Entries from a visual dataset
+-------+
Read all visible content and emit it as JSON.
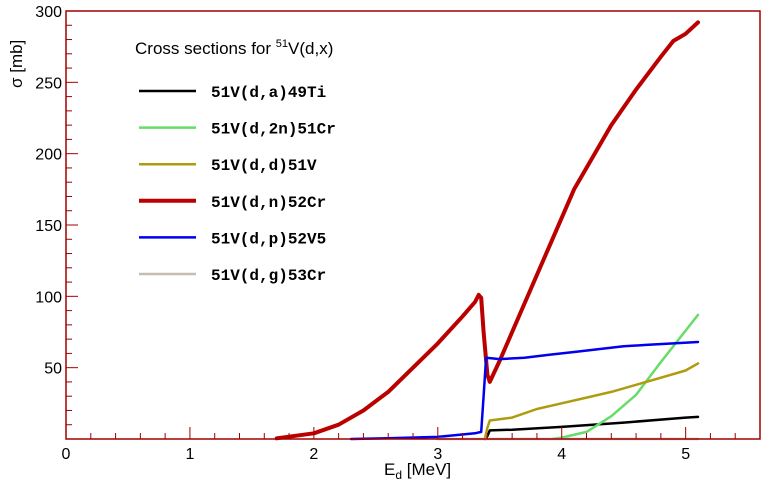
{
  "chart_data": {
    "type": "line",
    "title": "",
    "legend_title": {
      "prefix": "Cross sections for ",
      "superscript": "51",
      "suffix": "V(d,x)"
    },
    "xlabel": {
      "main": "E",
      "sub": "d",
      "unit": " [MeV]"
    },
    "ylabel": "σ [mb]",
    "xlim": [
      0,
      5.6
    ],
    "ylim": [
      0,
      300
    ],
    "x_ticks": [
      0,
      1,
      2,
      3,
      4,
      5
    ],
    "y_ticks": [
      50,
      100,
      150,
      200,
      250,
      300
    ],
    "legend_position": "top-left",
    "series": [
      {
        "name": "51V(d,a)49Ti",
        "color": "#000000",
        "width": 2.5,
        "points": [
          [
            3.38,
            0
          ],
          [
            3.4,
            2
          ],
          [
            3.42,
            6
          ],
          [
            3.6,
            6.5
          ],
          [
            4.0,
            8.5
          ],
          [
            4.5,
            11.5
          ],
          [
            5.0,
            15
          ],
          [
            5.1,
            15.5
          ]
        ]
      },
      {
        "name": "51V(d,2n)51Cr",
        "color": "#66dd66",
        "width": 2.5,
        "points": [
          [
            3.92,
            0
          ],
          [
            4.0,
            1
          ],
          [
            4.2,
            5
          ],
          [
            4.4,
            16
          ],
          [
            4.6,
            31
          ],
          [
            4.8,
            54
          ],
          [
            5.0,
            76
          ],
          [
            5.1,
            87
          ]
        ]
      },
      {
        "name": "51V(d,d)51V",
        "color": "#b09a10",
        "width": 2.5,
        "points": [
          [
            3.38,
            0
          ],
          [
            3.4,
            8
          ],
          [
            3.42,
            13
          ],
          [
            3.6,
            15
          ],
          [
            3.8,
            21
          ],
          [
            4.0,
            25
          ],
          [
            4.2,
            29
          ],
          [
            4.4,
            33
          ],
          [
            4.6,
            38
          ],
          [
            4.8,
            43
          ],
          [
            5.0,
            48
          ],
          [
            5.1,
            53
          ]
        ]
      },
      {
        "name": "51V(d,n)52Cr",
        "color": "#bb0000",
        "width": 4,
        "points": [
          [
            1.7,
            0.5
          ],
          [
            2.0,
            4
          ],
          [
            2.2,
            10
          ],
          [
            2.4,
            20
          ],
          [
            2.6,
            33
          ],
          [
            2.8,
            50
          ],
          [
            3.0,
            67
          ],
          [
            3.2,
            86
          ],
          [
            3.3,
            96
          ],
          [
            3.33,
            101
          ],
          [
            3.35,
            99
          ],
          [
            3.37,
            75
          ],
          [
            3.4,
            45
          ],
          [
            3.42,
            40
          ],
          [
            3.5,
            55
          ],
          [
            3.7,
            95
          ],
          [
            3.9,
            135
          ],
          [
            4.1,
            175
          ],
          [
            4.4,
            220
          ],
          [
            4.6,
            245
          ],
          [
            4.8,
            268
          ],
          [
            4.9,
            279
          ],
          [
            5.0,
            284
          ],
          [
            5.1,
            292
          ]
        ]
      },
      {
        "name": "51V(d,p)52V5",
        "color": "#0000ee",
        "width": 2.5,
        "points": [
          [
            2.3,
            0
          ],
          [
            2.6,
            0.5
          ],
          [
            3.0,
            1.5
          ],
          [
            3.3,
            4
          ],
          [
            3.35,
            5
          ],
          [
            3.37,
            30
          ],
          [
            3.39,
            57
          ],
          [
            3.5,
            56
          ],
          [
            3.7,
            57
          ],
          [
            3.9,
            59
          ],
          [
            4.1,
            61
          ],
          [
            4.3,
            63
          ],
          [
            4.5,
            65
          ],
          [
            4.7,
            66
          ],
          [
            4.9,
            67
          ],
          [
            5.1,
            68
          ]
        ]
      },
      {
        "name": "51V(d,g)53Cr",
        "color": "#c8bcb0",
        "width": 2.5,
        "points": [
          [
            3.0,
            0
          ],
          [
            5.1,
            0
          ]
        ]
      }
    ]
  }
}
+-------+
Directions: Working from the entries above, return all lines that contain "name".

The response:
        "name": "51V(d,a)49Ti",
        "name": "51V(d,2n)51Cr",
        "name": "51V(d,d)51V",
        "name": "51V(d,n)52Cr",
        "name": "51V(d,p)52V5",
        "name": "51V(d,g)53Cr",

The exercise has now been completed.